Listing —

(begin)

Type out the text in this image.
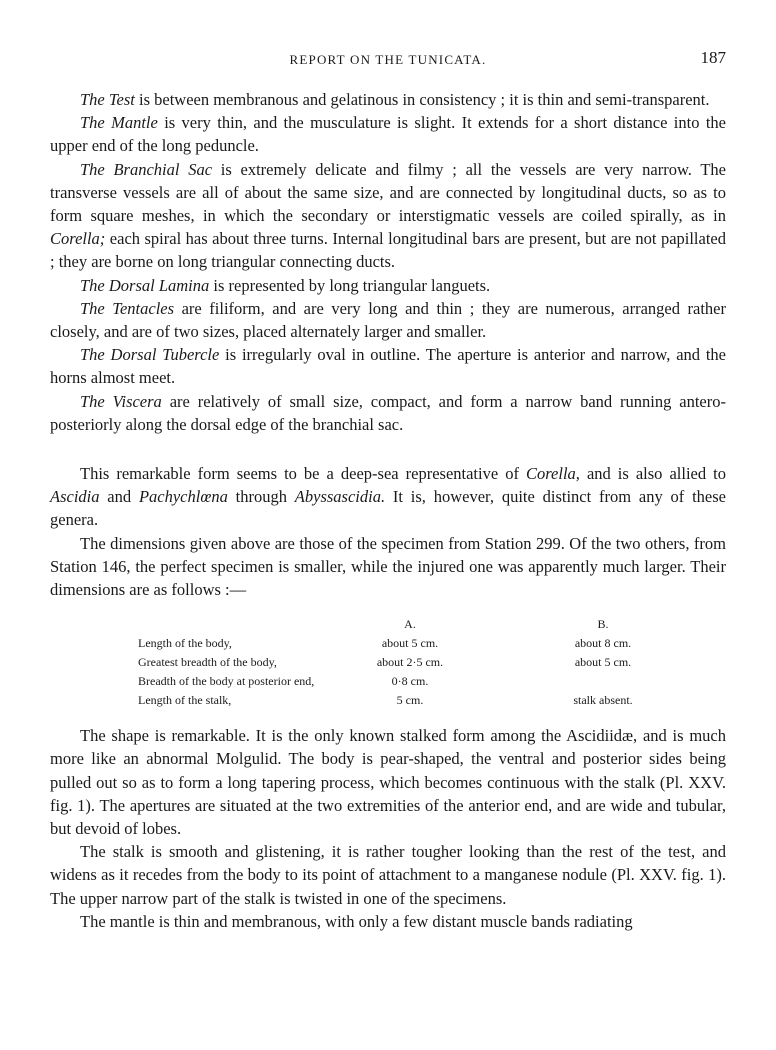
REPORT ON THE TUNICATA.	187

The Test is between membranous and gelatinous in consistency ; it is thin and semi-transparent.

The Mantle is very thin, and the musculature is slight. It extends for a short distance into the upper end of the long peduncle.

The Branchial Sac is extremely delicate and filmy ; all the vessels are very narrow. The transverse vessels are all of about the same size, and are connected by longitudinal ducts, so as to form square meshes, in which the secondary or interstigmatic vessels are coiled spirally, as in Corella; each spiral has about three turns. Internal longitudinal bars are present, but are not papillated ; they are borne on long triangular connecting ducts.

The Dorsal Lamina is represented by long triangular languets.

The Tentacles are filiform, and are very long and thin ; they are numerous, arranged rather closely, and are of two sizes, placed alternately larger and smaller.

The Dorsal Tubercle is irregularly oval in outline. The aperture is anterior and narrow, and the horns almost meet.

The Viscera are relatively of small size, compact, and form a narrow band running antero-posteriorly along the dorsal edge of the branchial sac.

This remarkable form seems to be a deep-sea representative of Corella, and is also allied to Ascidia and Pachychlœna through Abyssascidia. It is, however, quite distinct from any of these genera.

The dimensions given above are those of the specimen from Station 299. Of the two others, from Station 146, the perfect specimen is smaller, while the injured one was apparently much larger. Their dimensions are as follows :—

	A.		B.
Length of the body,	about 5 cm.		about 8 cm.
Greatest breadth of the body,	about 2·5 cm.		about 5 cm.
Breadth of the body at posterior end,	0·8 cm.		
Length of the stalk,	5 cm.		stalk absent.

The shape is remarkable. It is the only known stalked form among the Ascidiidæ, and is much more like an abnormal Molgulid. The body is pear-shaped, the ventral and posterior sides being pulled out so as to form a long tapering process, which becomes continuous with the stalk (Pl. XXV. fig. 1). The apertures are situated at the two extremities of the anterior end, and are wide and tubular, but devoid of lobes.

The stalk is smooth and glistening, it is rather tougher looking than the rest of the test, and widens as it recedes from the body to its point of attachment to a manganese nodule (Pl. XXV. fig. 1). The upper narrow part of the stalk is twisted in one of the specimens.

The mantle is thin and membranous, with only a few distant muscle bands radiating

(end)

Instructions for the task — Leave images out of the retyped records; keep all else exact.

Correct output —
Type out the text in this image.
REPORT ON THE TUNICATA.	187

The Test is between membranous and gelatinous in consistency ; it is thin and semi-transparent.

The Mantle is very thin, and the musculature is slight. It extends for a short distance into the upper end of the long peduncle.

The Branchial Sac is extremely delicate and filmy ; all the vessels are very narrow. The transverse vessels are all of about the same size, and are connected by longitudinal ducts, so as to form square meshes, in which the secondary or interstigmatic vessels are coiled spirally, as in Corella; each spiral has about three turns. Internal longitudinal bars are present, but are not papillated ; they are borne on long triangular connecting ducts.

The Dorsal Lamina is represented by long triangular languets.

The Tentacles are filiform, and are very long and thin ; they are numerous, arranged rather closely, and are of two sizes, placed alternately larger and smaller.

The Dorsal Tubercle is irregularly oval in outline. The aperture is anterior and narrow, and the horns almost meet.

The Viscera are relatively of small size, compact, and form a narrow band running antero-posteriorly along the dorsal edge of the branchial sac.

This remarkable form seems to be a deep-sea representative of Corella, and is also allied to Ascidia and Pachychlœna through Abyssascidia. It is, however, quite distinct from any of these genera.

The dimensions given above are those of the specimen from Station 299. Of the two others, from Station 146, the perfect specimen is smaller, while the injured one was apparently much larger. Their dimensions are as follows :—

	A.		B.
Length of the body,	about 5 cm.		about 8 cm.
Greatest breadth of the body,	about 2·5 cm.		about 5 cm.
Breadth of the body at posterior end,	0·8 cm.		
Length of the stalk,	5 cm.		stalk absent.

The shape is remarkable. It is the only known stalked form among the Ascidiidæ, and is much more like an abnormal Molgulid. The body is pear-shaped, the ventral and posterior sides being pulled out so as to form a long tapering process, which becomes continuous with the stalk (Pl. XXV. fig. 1). The apertures are situated at the two extremities of the anterior end, and are wide and tubular, but devoid of lobes.

The stalk is smooth and glistening, it is rather tougher looking than the rest of the test, and widens as it recedes from the body to its point of attachment to a manganese nodule (Pl. XXV. fig. 1). The upper narrow part of the stalk is twisted in one of the specimens.

The mantle is thin and membranous, with only a few distant muscle bands radiating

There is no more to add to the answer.